[WRITTEN EXERCISE]
Only the number is needed: how many lines contain the word "Equipment"?

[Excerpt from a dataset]
= = =

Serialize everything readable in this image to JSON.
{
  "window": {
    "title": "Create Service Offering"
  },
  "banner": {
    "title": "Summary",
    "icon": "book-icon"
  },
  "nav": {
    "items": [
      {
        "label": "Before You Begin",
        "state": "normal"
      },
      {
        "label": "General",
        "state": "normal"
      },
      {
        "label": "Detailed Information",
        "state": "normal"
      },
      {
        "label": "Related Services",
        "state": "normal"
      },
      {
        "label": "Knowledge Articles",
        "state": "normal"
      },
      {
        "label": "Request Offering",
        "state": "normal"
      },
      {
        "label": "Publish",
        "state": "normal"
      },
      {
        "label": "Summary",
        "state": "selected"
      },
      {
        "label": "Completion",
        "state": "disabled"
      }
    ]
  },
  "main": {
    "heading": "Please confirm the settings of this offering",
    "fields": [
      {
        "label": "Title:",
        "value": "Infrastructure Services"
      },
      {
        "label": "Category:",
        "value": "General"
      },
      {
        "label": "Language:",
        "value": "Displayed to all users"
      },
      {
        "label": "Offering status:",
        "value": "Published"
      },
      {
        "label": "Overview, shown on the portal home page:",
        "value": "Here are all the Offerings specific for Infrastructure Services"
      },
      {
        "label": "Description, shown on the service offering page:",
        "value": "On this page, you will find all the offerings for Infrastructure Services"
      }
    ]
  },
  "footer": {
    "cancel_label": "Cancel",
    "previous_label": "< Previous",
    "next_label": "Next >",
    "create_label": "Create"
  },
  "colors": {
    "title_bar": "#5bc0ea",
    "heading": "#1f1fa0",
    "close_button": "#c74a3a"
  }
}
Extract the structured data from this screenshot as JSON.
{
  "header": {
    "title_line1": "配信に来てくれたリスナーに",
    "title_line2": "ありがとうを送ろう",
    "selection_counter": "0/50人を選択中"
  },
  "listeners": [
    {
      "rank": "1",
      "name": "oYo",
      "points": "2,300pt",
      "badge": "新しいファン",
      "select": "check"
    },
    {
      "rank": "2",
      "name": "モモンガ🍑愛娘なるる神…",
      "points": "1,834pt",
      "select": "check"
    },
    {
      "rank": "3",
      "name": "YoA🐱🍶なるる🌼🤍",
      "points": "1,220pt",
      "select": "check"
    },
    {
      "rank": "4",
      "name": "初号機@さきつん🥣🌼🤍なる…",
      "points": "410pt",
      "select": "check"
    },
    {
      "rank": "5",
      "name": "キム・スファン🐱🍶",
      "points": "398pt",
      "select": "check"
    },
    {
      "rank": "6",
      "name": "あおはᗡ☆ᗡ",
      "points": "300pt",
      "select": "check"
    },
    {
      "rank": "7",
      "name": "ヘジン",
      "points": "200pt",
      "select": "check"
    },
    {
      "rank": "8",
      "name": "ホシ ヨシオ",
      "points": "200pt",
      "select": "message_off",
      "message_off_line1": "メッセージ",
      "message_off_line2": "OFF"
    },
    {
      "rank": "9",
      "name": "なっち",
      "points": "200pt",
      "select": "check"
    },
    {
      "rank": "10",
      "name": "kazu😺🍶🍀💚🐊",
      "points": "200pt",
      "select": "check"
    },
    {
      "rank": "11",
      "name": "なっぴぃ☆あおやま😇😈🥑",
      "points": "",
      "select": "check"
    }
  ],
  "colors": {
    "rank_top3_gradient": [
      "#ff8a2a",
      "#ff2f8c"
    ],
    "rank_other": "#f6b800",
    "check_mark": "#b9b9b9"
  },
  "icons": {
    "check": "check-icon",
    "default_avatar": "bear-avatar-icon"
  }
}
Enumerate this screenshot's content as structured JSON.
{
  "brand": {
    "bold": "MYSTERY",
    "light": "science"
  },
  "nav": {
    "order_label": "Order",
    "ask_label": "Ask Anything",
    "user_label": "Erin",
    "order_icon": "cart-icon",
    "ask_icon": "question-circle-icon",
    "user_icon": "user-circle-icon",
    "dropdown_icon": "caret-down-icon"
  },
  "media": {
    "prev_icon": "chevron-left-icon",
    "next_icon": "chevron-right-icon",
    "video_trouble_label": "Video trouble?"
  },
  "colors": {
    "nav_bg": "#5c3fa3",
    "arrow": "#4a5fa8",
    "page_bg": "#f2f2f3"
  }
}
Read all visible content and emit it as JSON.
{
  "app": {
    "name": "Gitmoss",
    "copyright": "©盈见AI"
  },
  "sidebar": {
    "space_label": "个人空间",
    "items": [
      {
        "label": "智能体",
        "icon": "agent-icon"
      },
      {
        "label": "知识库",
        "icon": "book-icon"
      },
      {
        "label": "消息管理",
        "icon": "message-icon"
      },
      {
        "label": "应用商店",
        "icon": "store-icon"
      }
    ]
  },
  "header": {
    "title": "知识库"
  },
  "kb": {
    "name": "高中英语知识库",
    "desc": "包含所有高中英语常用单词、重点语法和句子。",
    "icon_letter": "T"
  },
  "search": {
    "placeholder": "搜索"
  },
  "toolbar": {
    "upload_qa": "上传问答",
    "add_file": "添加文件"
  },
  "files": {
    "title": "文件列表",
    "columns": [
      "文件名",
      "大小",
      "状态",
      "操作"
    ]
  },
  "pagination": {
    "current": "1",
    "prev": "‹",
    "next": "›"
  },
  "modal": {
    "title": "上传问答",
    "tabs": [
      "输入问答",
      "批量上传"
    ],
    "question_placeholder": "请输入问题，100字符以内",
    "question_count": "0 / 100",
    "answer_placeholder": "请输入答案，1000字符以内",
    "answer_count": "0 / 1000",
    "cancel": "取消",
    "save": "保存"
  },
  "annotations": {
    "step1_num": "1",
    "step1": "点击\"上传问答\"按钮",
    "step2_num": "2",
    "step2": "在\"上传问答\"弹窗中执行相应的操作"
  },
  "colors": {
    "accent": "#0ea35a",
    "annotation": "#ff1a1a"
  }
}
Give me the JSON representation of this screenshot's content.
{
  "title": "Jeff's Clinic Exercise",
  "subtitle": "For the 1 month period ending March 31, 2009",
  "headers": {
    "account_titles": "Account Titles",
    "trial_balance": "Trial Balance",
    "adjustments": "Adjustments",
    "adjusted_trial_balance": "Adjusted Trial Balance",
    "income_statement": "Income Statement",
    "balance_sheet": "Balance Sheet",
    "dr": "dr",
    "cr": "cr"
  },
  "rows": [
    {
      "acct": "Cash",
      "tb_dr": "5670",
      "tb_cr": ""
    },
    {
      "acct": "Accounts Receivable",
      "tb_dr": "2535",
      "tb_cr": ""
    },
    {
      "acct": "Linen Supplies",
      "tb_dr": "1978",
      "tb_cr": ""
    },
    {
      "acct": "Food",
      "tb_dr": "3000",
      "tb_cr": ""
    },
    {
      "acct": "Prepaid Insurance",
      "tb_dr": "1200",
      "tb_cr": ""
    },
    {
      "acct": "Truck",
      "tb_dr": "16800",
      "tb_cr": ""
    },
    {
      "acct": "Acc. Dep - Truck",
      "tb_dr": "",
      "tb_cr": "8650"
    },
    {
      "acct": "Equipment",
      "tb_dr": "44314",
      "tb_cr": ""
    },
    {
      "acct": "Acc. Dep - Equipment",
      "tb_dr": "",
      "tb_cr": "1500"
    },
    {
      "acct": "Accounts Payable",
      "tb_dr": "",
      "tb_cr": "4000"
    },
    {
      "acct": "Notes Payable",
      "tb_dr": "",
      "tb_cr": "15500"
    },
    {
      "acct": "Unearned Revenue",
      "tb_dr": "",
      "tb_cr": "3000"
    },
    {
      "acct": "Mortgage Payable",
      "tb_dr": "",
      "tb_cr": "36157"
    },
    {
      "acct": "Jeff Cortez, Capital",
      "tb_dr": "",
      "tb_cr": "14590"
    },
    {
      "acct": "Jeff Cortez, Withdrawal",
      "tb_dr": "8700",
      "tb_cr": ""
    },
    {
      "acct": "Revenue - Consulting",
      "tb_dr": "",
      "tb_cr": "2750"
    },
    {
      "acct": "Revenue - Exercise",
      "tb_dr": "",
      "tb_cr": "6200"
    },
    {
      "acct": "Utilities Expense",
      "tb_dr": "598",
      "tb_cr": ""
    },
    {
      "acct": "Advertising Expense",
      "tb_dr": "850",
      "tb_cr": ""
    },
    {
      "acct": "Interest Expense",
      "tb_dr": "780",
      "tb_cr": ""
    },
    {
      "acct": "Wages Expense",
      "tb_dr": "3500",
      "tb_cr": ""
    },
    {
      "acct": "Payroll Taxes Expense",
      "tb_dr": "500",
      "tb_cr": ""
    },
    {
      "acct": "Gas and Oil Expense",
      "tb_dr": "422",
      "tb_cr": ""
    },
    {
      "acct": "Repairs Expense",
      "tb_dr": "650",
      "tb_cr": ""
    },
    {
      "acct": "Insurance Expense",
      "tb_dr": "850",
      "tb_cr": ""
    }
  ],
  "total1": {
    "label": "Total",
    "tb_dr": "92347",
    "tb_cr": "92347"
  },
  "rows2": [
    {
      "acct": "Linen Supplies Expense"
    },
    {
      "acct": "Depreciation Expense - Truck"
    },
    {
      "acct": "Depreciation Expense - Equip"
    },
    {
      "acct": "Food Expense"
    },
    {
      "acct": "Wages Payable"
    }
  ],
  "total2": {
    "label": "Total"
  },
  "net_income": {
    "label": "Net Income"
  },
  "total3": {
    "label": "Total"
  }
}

= = =

[WORKED ANSWER]
2